## WORK TO COMPLETE
Transcribe all of the entries, matching each one exactly.

## Website and app data records

^^^^

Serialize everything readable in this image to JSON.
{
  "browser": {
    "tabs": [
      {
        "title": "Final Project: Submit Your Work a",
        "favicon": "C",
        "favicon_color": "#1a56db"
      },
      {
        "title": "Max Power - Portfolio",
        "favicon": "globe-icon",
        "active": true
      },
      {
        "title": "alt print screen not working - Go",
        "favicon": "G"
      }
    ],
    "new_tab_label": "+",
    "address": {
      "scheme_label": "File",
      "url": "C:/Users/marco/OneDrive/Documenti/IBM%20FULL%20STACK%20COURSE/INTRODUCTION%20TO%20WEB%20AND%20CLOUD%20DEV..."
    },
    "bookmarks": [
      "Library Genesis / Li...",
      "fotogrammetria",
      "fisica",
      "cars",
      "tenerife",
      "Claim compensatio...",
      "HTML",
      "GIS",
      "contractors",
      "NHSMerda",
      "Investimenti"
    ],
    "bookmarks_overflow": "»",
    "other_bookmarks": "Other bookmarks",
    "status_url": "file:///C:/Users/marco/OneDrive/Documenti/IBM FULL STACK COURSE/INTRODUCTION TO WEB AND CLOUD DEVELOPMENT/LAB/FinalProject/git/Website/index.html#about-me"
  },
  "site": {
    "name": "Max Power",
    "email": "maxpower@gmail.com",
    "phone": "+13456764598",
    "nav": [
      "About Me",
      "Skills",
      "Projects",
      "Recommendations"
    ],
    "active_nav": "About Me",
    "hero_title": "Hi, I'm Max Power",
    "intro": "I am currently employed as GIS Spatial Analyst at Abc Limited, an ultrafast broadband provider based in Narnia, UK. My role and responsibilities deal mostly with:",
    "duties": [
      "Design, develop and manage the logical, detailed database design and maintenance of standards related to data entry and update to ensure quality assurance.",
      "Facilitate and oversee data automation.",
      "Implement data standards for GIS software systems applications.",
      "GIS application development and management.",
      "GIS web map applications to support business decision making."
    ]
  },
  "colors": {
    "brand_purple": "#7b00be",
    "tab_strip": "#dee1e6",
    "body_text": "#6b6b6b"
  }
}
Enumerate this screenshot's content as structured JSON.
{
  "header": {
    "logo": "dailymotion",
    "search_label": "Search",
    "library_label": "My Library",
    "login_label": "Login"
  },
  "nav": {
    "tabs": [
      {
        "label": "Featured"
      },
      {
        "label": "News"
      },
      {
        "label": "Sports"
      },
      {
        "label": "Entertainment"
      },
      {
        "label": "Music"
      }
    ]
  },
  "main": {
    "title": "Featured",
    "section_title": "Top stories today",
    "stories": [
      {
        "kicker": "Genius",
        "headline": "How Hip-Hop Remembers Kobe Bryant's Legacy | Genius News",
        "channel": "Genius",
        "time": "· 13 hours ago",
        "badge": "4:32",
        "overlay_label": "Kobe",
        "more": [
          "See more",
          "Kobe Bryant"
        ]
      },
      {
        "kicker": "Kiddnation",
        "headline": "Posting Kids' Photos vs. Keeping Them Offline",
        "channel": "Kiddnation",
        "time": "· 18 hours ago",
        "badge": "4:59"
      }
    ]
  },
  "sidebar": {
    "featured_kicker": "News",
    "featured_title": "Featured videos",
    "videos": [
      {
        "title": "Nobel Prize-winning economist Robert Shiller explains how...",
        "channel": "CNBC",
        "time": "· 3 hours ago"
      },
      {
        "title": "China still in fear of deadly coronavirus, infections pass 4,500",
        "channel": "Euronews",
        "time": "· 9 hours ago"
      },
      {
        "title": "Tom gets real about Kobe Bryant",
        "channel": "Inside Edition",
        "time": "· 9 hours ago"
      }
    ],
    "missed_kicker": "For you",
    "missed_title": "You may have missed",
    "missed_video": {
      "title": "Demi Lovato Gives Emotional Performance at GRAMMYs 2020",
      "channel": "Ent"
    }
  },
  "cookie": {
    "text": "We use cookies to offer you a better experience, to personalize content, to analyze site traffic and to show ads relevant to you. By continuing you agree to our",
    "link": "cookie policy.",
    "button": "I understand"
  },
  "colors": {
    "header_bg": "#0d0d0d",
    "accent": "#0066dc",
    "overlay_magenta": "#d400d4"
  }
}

^^^^

## EXERCISE OUTPUT
Serialize everything readable in this image to JSON.
{
  "browser": {
    "tabs": [
      {
        "title": "Final Project: Submit Your Work a",
        "favicon": "C",
        "favicon_color": "#1a56db"
      },
      {
        "title": "Max Power - Portfolio",
        "favicon": "globe-icon",
        "active": true
      },
      {
        "title": "alt print screen not working - Go",
        "favicon": "G"
      }
    ],
    "new_tab_label": "+",
    "address": {
      "scheme_label": "File",
      "url": "C:/Users/marco/OneDrive/Documenti/IBM%20FULL%20STACK%20COURSE/INTRODUCTION%20TO%20WEB%20AND%20CLOUD%20DEV..."
    },
    "bookmarks": [
      "Library Genesis / Li...",
      "fotogrammetria",
      "fisica",
      "cars",
      "tenerife",
      "Claim compensatio...",
      "HTML",
      "GIS",
      "contractors",
      "NHSMerda",
      "Investimenti"
    ],
    "bookmarks_overflow": "»",
    "other_bookmarks": "Other bookmarks",
    "status_url": "file:///C:/Users/marco/OneDrive/Documenti/IBM FULL STACK COURSE/INTRODUCTION TO WEB AND CLOUD DEVELOPMENT/LAB/FinalProject/git/Website/index.html#about-me"
  },
  "site": {
    "name": "Max Power",
    "email": "maxpower@gmail.com",
    "phone": "+13456764598",
    "nav": [
      "About Me",
      "Skills",
      "Projects",
      "Recommendations"
    ],
    "active_nav": "About Me",
    "hero_title": "Hi, I'm Max Power",
    "intro": "I am currently employed as GIS Spatial Analyst at Abc Limited, an ultrafast broadband provider based in Narnia, UK. My role and responsibilities deal mostly with:",
    "duties": [
      "Design, develop and manage the logical, detailed database design and maintenance of standards related to data entry and update to ensure quality assurance.",
      "Facilitate and oversee data automation.",
      "Implement data standards for GIS software systems applications.",
      "GIS application development and management.",
      "GIS web map applications to support business decision making."
    ]
  },
  "colors": {
    "brand_purple": "#7b00be",
    "tab_strip": "#dee1e6",
    "body_text": "#6b6b6b"
  }
}
Enumerate this screenshot's content as structured JSON.
{
  "header": {
    "logo": "dailymotion",
    "search_label": "Search",
    "library_label": "My Library",
    "login_label": "Login"
  },
  "nav": {
    "tabs": [
      {
        "label": "Featured"
      },
      {
        "label": "News"
      },
      {
        "label": "Sports"
      },
      {
        "label": "Entertainment"
      },
      {
        "label": "Music"
      }
    ]
  },
  "main": {
    "title": "Featured",
    "section_title": "Top stories today",
    "stories": [
      {
        "kicker": "Genius",
        "headline": "How Hip-Hop Remembers Kobe Bryant's Legacy | Genius News",
        "channel": "Genius",
        "time": "· 13 hours ago",
        "badge": "4:32",
        "overlay_label": "Kobe",
        "more": [
          "See more",
          "Kobe Bryant"
        ]
      },
      {
        "kicker": "Kiddnation",
        "headline": "Posting Kids' Photos vs. Keeping Them Offline",
        "channel": "Kiddnation",
        "time": "· 18 hours ago",
        "badge": "4:59"
      }
    ]
  },
  "sidebar": {
    "featured_kicker": "News",
    "featured_title": "Featured videos",
    "videos": [
      {
        "title": "Nobel Prize-winning economist Robert Shiller explains how...",
        "channel": "CNBC",
        "time": "· 3 hours ago"
      },
      {
        "title": "China still in fear of deadly coronavirus, infections pass 4,500",
        "channel": "Euronews",
        "time": "· 9 hours ago"
      },
      {
        "title": "Tom gets real about Kobe Bryant",
        "channel": "Inside Edition",
        "time": "· 9 hours ago"
      }
    ],
    "missed_kicker": "For you",
    "missed_title": "You may have missed",
    "missed_video": {
      "title": "Demi Lovato Gives Emotional Performance at GRAMMYs 2020",
      "channel": "Ent"
    }
  },
  "cookie": {
    "text": "We use cookies to offer you a better experience, to personalize content, to analyze site traffic and to show ads relevant to you. By continuing you agree to our",
    "link": "cookie policy.",
    "button": "I understand"
  },
  "colors": {
    "header_bg": "#0d0d0d",
    "accent": "#0066dc",
    "overlay_magenta": "#d400d4"
  }
}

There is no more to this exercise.